■ **INPUT MATERIAL**:
— Start —
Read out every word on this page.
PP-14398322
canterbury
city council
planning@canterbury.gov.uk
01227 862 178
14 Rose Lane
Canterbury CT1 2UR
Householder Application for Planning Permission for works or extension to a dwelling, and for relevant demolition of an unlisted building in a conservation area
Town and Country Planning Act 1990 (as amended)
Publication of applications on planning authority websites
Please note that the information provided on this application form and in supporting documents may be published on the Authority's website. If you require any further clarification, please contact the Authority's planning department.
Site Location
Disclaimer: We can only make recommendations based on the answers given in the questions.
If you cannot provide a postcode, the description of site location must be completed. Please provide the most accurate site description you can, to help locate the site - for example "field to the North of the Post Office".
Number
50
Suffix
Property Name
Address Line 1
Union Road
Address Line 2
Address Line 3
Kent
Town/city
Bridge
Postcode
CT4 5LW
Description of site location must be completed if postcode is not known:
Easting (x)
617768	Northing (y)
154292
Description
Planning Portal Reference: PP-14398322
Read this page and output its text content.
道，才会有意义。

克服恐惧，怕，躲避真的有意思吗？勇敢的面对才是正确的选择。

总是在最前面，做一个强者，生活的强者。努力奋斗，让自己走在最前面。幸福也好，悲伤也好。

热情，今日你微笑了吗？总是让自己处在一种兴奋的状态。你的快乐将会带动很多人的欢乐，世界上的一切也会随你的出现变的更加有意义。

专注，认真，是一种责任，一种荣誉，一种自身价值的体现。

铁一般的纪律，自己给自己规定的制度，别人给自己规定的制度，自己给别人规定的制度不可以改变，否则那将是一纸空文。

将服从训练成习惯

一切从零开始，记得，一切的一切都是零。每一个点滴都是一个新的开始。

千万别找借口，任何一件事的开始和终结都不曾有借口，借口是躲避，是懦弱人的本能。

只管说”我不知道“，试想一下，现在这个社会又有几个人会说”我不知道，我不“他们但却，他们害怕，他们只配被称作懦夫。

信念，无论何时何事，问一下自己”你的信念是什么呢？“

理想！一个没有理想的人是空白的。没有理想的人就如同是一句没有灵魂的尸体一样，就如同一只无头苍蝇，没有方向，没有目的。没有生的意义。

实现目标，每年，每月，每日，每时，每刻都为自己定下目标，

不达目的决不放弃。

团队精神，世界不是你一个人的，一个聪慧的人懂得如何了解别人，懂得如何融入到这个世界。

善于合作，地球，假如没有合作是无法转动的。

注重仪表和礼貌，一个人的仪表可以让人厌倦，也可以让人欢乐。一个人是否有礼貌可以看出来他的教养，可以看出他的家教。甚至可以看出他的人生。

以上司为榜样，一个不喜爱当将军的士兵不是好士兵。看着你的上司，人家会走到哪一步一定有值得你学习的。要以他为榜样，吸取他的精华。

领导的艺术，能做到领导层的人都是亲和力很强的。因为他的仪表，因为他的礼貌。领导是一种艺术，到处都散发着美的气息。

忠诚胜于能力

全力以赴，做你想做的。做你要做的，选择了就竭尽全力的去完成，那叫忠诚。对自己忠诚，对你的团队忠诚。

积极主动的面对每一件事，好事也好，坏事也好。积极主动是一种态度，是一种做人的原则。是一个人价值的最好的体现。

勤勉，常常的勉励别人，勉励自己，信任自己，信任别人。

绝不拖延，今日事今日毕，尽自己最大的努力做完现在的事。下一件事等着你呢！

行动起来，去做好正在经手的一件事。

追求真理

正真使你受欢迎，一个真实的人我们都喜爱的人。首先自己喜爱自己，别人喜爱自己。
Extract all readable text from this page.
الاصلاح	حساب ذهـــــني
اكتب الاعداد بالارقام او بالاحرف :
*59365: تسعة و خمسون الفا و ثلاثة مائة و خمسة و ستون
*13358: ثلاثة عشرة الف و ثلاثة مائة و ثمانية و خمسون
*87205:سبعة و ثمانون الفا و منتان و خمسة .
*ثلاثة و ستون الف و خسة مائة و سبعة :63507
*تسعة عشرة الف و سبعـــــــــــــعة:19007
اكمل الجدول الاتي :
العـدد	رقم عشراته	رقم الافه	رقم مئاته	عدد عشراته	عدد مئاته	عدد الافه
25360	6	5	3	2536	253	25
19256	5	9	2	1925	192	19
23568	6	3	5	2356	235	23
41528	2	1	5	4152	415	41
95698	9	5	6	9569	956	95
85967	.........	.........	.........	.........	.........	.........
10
— End —
■ **GOAL**: Every entry above needs to be quoted exactly.

■ **THE COMPLETED TASK**:
Read out every word on this page.
PP-14398322
canterbury
city council
planning@canterbury.gov.uk
01227 862 178
14 Rose Lane
Canterbury CT1 2UR
Householder Application for Planning Permission for works or extension to a dwelling, and for relevant demolition of an unlisted building in a conservation area
Town and Country Planning Act 1990 (as amended)
Publication of applications on planning authority websites
Please note that the information provided on this application form and in supporting documents may be published on the Authority's website. If you require any further clarification, please contact the Authority's planning department.
Site Location
Disclaimer: We can only make recommendations based on the answers given in the questions.
If you cannot provide a postcode, the description of site location must be completed. Please provide the most accurate site description you can, to help locate the site - for example "field to the North of the Post Office".
Number
50
Suffix
Property Name
Address Line 1
Union Road
Address Line 2
Address Line 3
Kent
Town/city
Bridge
Postcode
CT4 5LW
Description of site location must be completed if postcode is not known:
Easting (x)
617768	Northing (y)
154292
Description
Planning Portal Reference: PP-14398322
Read this page and output its text content.
道，才会有意义。

克服恐惧，怕，躲避真的有意思吗？勇敢的面对才是正确的选择。

总是在最前面，做一个强者，生活的强者。努力奋斗，让自己走在最前面。幸福也好，悲伤也好。

热情，今日你微笑了吗？总是让自己处在一种兴奋的状态。你的快乐将会带动很多人的欢乐，世界上的一切也会随你的出现变的更加有意义。

专注，认真，是一种责任，一种荣誉，一种自身价值的体现。

铁一般的纪律，自己给自己规定的制度，别人给自己规定的制度，自己给别人规定的制度不可以改变，否则那将是一纸空文。

将服从训练成习惯

一切从零开始，记得，一切的一切都是零。每一个点滴都是一个新的开始。

千万别找借口，任何一件事的开始和终结都不曾有借口，借口是躲避，是懦弱人的本能。

只管说”我不知道“，试想一下，现在这个社会又有几个人会说”我不知道，我不“他们但却，他们害怕，他们只配被称作懦夫。

信念，无论何时何事，问一下自己”你的信念是什么呢？“

理想！一个没有理想的人是空白的。没有理想的人就如同是一句没有灵魂的尸体一样，就如同一只无头苍蝇，没有方向，没有目的。没有生的意义。

实现目标，每年，每月，每日，每时，每刻都为自己定下目标，

不达目的决不放弃。

团队精神，世界不是你一个人的，一个聪慧的人懂得如何了解别人，懂得如何融入到这个世界。

善于合作，地球，假如没有合作是无法转动的。

注重仪表和礼貌，一个人的仪表可以让人厌倦，也可以让人欢乐。一个人是否有礼貌可以看出来他的教养，可以看出他的家教。甚至可以看出他的人生。

以上司为榜样，一个不喜爱当将军的士兵不是好士兵。看着你的上司，人家会走到哪一步一定有值得你学习的。要以他为榜样，吸取他的精华。

领导的艺术，能做到领导层的人都是亲和力很强的。因为他的仪表，因为他的礼貌。领导是一种艺术，到处都散发着美的气息。

忠诚胜于能力

全力以赴，做你想做的。做你要做的，选择了就竭尽全力的去完成，那叫忠诚。对自己忠诚，对你的团队忠诚。

积极主动的面对每一件事，好事也好，坏事也好。积极主动是一种态度，是一种做人的原则。是一个人价值的最好的体现。

勤勉，常常的勉励别人，勉励自己，信任自己，信任别人。

绝不拖延，今日事今日毕，尽自己最大的努力做完现在的事。下一件事等着你呢！

行动起来，去做好正在经手的一件事。

追求真理

正真使你受欢迎，一个真实的人我们都喜爱的人。首先自己喜爱自己，别人喜爱自己。
Extract all readable text from this page.
الاصلاح	حساب ذهـــــني
اكتب الاعداد بالارقام او بالاحرف :
*59365: تسعة و خمسون الفا و ثلاثة مائة و خمسة و ستون
*13358: ثلاثة عشرة الف و ثلاثة مائة و ثمانية و خمسون
*87205:سبعة و ثمانون الفا و منتان و خمسة .
*ثلاثة و ستون الف و خسة مائة و سبعة :63507
*تسعة عشرة الف و سبعـــــــــــــعة:19007
اكمل الجدول الاتي :
العـدد	رقم عشراته	رقم الافه	رقم مئاته	عدد عشراته	عدد مئاته	عدد الافه
25360	6	5	3	2536	253	25
19256	5	9	2	1925	192	19
23568	6	3	5	2356	235	23
41528	2	1	5	4152	415	41
95698	9	5	6	9569	956	95
85967	.........	.........	.........	.........	.........	.........
10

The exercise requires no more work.